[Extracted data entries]
──────────────────────────────

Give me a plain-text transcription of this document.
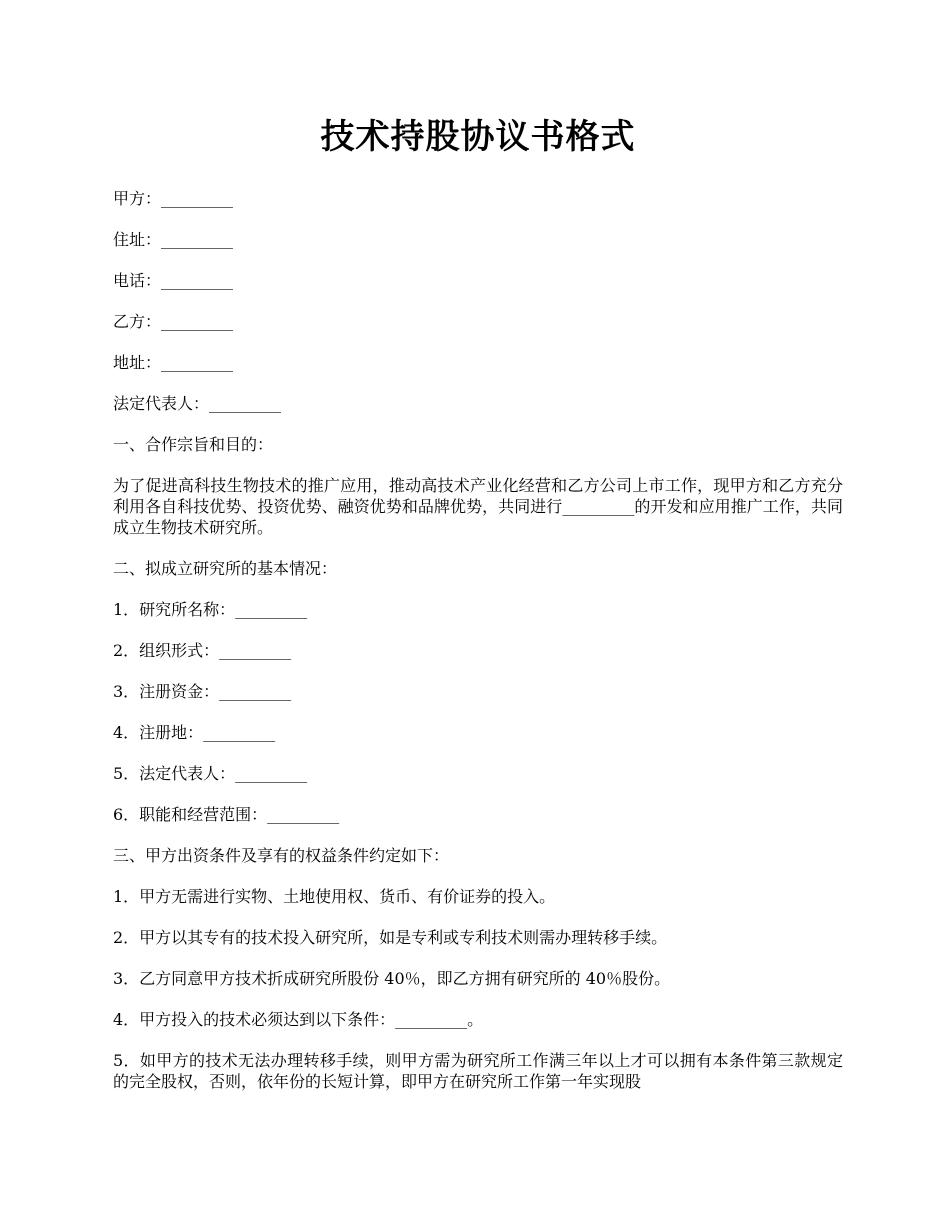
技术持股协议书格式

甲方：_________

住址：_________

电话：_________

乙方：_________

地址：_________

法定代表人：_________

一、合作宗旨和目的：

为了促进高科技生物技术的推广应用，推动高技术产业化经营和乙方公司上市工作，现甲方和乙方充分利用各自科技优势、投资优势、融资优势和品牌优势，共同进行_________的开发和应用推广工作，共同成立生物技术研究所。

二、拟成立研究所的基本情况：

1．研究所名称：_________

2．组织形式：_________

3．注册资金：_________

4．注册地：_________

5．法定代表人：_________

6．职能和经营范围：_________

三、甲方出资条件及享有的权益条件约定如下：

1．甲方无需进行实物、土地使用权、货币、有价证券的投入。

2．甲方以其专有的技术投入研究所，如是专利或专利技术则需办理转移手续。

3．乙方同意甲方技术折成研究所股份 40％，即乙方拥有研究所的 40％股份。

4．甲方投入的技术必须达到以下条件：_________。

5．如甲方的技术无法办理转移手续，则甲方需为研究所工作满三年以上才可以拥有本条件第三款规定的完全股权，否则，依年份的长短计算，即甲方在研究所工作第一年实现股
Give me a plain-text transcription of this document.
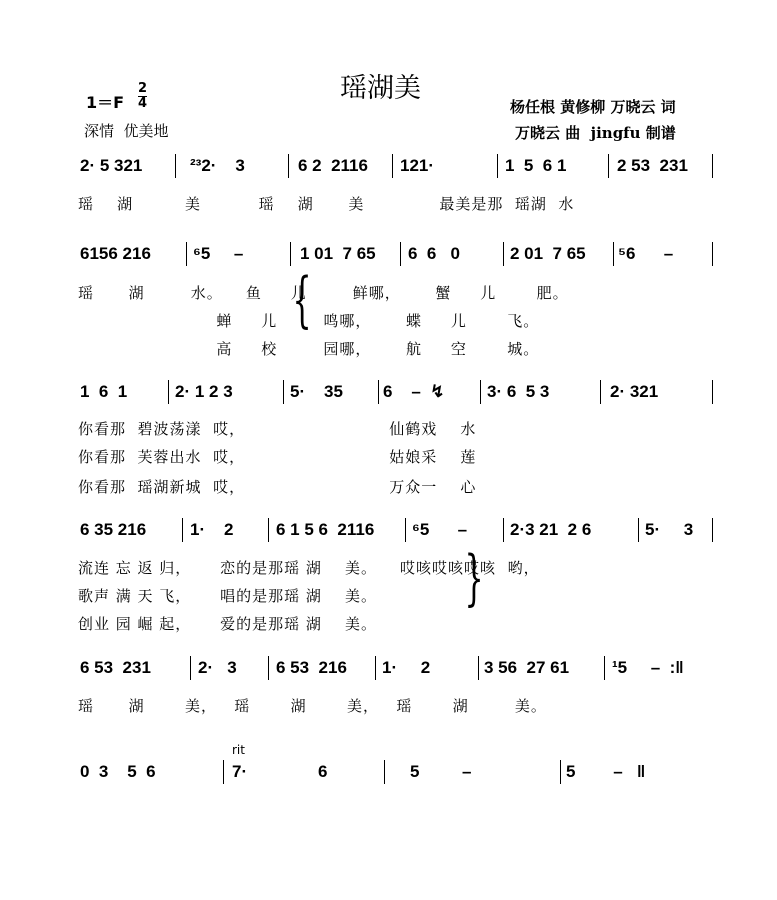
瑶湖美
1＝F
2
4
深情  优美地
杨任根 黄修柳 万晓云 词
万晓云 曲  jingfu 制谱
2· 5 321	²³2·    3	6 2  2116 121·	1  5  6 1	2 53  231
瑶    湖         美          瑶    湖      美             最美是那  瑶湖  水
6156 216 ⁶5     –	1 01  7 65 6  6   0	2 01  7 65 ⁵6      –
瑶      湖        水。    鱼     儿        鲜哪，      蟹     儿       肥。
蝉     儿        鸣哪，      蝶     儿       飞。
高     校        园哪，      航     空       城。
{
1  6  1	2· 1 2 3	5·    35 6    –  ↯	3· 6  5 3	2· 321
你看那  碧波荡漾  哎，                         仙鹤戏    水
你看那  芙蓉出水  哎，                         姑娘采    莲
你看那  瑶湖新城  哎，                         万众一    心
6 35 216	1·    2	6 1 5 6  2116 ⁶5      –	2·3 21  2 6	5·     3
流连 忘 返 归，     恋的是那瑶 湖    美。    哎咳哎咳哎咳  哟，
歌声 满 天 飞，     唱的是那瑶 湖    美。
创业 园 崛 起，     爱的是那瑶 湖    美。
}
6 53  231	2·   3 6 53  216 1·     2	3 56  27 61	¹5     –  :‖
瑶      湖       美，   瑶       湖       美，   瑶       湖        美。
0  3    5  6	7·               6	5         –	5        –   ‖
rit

──────────────────────────────

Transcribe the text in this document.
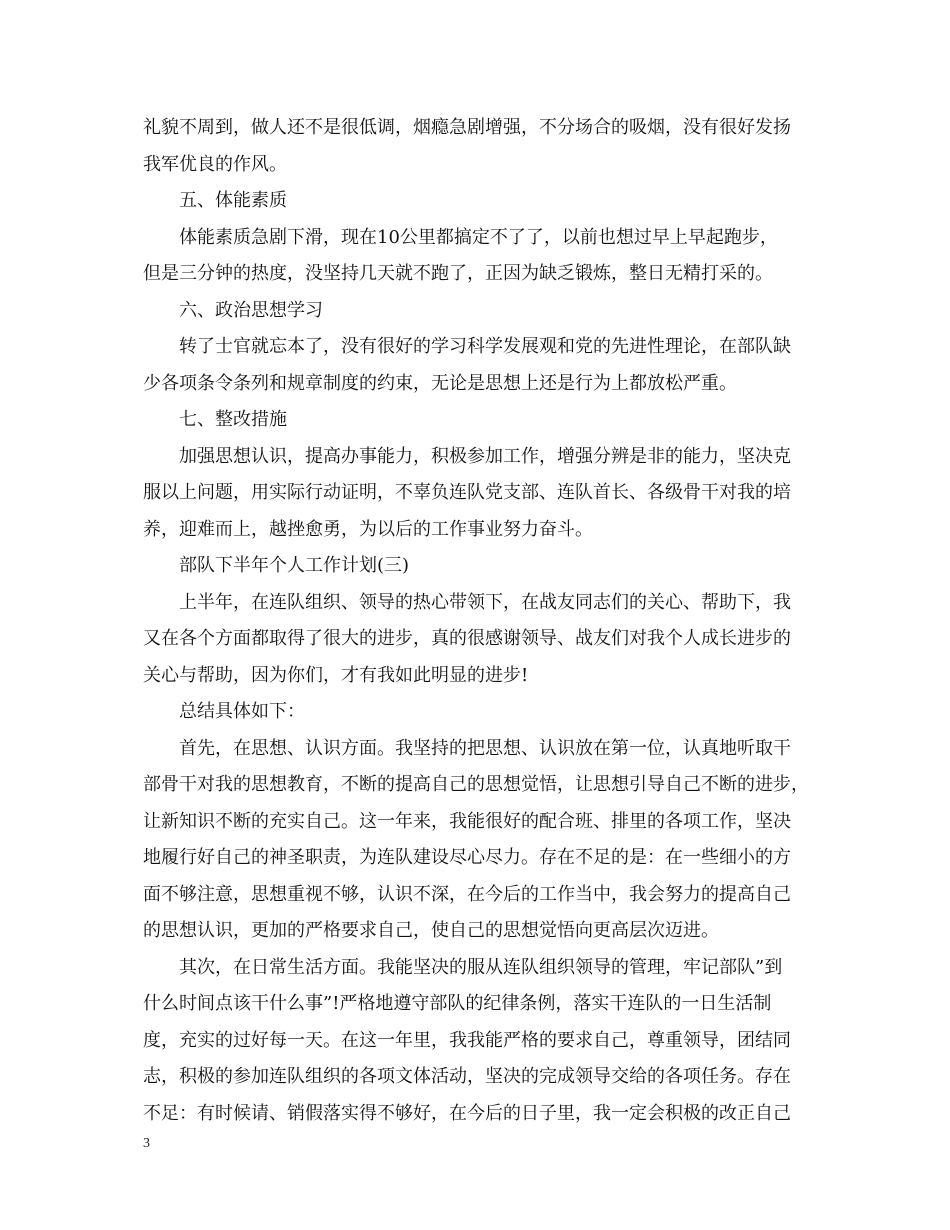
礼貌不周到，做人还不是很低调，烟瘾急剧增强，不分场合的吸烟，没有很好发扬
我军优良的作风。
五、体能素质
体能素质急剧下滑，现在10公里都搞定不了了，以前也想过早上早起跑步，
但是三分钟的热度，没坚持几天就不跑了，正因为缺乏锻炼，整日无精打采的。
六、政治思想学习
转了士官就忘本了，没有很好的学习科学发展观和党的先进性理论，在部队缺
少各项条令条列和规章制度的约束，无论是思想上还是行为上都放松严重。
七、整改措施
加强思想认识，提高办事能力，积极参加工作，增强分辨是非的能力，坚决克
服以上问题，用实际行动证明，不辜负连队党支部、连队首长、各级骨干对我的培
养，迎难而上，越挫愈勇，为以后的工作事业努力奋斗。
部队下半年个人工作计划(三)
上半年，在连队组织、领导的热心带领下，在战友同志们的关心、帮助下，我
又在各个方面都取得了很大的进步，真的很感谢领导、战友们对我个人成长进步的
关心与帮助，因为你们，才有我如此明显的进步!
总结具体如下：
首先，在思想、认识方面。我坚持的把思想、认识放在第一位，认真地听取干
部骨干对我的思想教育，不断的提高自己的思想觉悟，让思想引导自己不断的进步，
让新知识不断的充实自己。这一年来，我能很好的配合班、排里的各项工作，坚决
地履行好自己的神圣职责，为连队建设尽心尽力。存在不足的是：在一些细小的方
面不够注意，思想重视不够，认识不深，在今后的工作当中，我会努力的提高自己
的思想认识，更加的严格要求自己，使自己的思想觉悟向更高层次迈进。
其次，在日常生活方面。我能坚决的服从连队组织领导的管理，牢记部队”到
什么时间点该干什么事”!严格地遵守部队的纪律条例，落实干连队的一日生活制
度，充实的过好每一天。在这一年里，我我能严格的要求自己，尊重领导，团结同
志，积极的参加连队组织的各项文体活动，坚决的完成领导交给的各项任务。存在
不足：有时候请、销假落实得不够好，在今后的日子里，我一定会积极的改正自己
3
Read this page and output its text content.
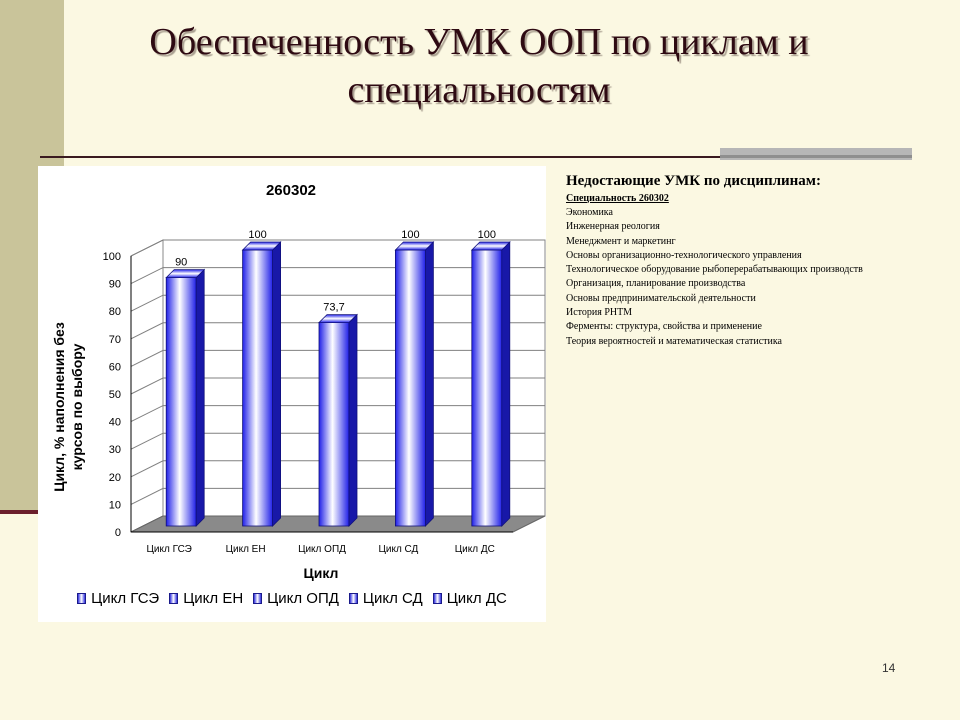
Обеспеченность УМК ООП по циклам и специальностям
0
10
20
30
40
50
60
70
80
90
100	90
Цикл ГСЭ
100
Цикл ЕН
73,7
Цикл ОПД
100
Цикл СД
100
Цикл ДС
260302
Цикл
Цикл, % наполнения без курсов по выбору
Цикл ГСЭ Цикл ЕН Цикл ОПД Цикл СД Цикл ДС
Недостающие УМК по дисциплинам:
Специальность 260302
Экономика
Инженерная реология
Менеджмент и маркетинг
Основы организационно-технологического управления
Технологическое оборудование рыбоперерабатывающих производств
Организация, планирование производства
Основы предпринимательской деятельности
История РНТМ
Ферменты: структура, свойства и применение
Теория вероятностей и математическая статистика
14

──────────────────────────────

**Description of the task**
From the data, collect all lines where the string "this" appears.

**Answer for the task**
Give me a plain-text transcription of this document.
Give me a plain-text transcription of this document.
Transcribe the text in this document.
Read this page and output its text content.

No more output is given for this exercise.